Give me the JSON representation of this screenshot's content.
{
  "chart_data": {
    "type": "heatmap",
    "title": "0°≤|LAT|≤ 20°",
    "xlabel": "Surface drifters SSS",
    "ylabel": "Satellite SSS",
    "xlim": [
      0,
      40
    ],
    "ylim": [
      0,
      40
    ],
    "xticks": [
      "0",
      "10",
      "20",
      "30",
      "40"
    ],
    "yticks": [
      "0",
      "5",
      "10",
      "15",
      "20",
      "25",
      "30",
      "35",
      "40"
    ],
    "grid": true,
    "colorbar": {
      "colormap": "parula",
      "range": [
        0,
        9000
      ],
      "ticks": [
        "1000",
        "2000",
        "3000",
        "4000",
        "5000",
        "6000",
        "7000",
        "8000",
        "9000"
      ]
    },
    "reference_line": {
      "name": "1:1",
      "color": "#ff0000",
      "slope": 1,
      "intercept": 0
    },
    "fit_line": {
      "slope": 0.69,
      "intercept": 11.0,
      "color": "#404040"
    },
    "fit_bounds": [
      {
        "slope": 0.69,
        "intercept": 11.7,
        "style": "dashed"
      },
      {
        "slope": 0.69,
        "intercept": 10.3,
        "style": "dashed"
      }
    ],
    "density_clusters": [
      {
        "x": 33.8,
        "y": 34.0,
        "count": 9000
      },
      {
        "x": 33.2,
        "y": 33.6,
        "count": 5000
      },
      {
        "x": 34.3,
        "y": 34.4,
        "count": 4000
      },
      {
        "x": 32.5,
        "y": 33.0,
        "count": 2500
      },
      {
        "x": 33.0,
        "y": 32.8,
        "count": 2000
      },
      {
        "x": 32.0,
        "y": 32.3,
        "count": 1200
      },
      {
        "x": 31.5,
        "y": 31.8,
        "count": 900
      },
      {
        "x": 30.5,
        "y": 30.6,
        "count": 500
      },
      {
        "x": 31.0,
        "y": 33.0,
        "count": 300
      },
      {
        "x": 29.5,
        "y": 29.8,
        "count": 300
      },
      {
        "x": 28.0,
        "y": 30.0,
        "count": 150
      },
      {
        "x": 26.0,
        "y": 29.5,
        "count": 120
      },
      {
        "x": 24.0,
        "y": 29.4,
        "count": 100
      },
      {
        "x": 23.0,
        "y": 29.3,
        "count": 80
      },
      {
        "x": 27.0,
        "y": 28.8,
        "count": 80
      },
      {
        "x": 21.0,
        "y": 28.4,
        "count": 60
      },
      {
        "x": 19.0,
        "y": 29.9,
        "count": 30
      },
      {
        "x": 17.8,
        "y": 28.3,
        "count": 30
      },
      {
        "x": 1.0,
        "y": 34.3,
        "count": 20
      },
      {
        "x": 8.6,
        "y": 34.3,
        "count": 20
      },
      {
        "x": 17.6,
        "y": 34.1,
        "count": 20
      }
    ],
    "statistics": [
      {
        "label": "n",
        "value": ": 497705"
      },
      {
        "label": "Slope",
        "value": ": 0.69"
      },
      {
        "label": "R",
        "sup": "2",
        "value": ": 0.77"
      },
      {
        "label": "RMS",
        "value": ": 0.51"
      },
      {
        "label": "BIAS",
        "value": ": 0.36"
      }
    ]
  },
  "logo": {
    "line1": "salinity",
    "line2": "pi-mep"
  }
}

* _Written request_:
Once more, set down the full listing, verbatim.

* _In response_:
Give me the JSON representation of this screenshot's content.
{
  "chart_data": {
    "type": "heatmap",
    "title": "0°≤|LAT|≤ 20°",
    "xlabel": "Surface drifters SSS",
    "ylabel": "Satellite SSS",
    "xlim": [
      0,
      40
    ],
    "ylim": [
      0,
      40
    ],
    "xticks": [
      "0",
      "10",
      "20",
      "30",
      "40"
    ],
    "yticks": [
      "0",
      "5",
      "10",
      "15",
      "20",
      "25",
      "30",
      "35",
      "40"
    ],
    "grid": true,
    "colorbar": {
      "colormap": "parula",
      "range": [
        0,
        9000
      ],
      "ticks": [
        "1000",
        "2000",
        "3000",
        "4000",
        "5000",
        "6000",
        "7000",
        "8000",
        "9000"
      ]
    },
    "reference_line": {
      "name": "1:1",
      "color": "#ff0000",
      "slope": 1,
      "intercept": 0
    },
    "fit_line": {
      "slope": 0.69,
      "intercept": 11.0,
      "color": "#404040"
    },
    "fit_bounds": [
      {
        "slope": 0.69,
        "intercept": 11.7,
        "style": "dashed"
      },
      {
        "slope": 0.69,
        "intercept": 10.3,
        "style": "dashed"
      }
    ],
    "density_clusters": [
      {
        "x": 33.8,
        "y": 34.0,
        "count": 9000
      },
      {
        "x": 33.2,
        "y": 33.6,
        "count": 5000
      },
      {
        "x": 34.3,
        "y": 34.4,
        "count": 4000
      },
      {
        "x": 32.5,
        "y": 33.0,
        "count": 2500
      },
      {
        "x": 33.0,
        "y": 32.8,
        "count": 2000
      },
      {
        "x": 32.0,
        "y": 32.3,
        "count": 1200
      },
      {
        "x": 31.5,
        "y": 31.8,
        "count": 900
      },
      {
        "x": 30.5,
        "y": 30.6,
        "count": 500
      },
      {
        "x": 31.0,
        "y": 33.0,
        "count": 300
      },
      {
        "x": 29.5,
        "y": 29.8,
        "count": 300
      },
      {
        "x": 28.0,
        "y": 30.0,
        "count": 150
      },
      {
        "x": 26.0,
        "y": 29.5,
        "count": 120
      },
      {
        "x": 24.0,
        "y": 29.4,
        "count": 100
      },
      {
        "x": 23.0,
        "y": 29.3,
        "count": 80
      },
      {
        "x": 27.0,
        "y": 28.8,
        "count": 80
      },
      {
        "x": 21.0,
        "y": 28.4,
        "count": 60
      },
      {
        "x": 19.0,
        "y": 29.9,
        "count": 30
      },
      {
        "x": 17.8,
        "y": 28.3,
        "count": 30
      },
      {
        "x": 1.0,
        "y": 34.3,
        "count": 20
      },
      {
        "x": 8.6,
        "y": 34.3,
        "count": 20
      },
      {
        "x": 17.6,
        "y": 34.1,
        "count": 20
      }
    ],
    "statistics": [
      {
        "label": "n",
        "value": ": 497705"
      },
      {
        "label": "Slope",
        "value": ": 0.69"
      },
      {
        "label": "R",
        "sup": "2",
        "value": ": 0.77"
      },
      {
        "label": "RMS",
        "value": ": 0.51"
      },
      {
        "label": "BIAS",
        "value": ": 0.36"
      }
    ]
  },
  "logo": {
    "line1": "salinity",
    "line2": "pi-mep"
  }
}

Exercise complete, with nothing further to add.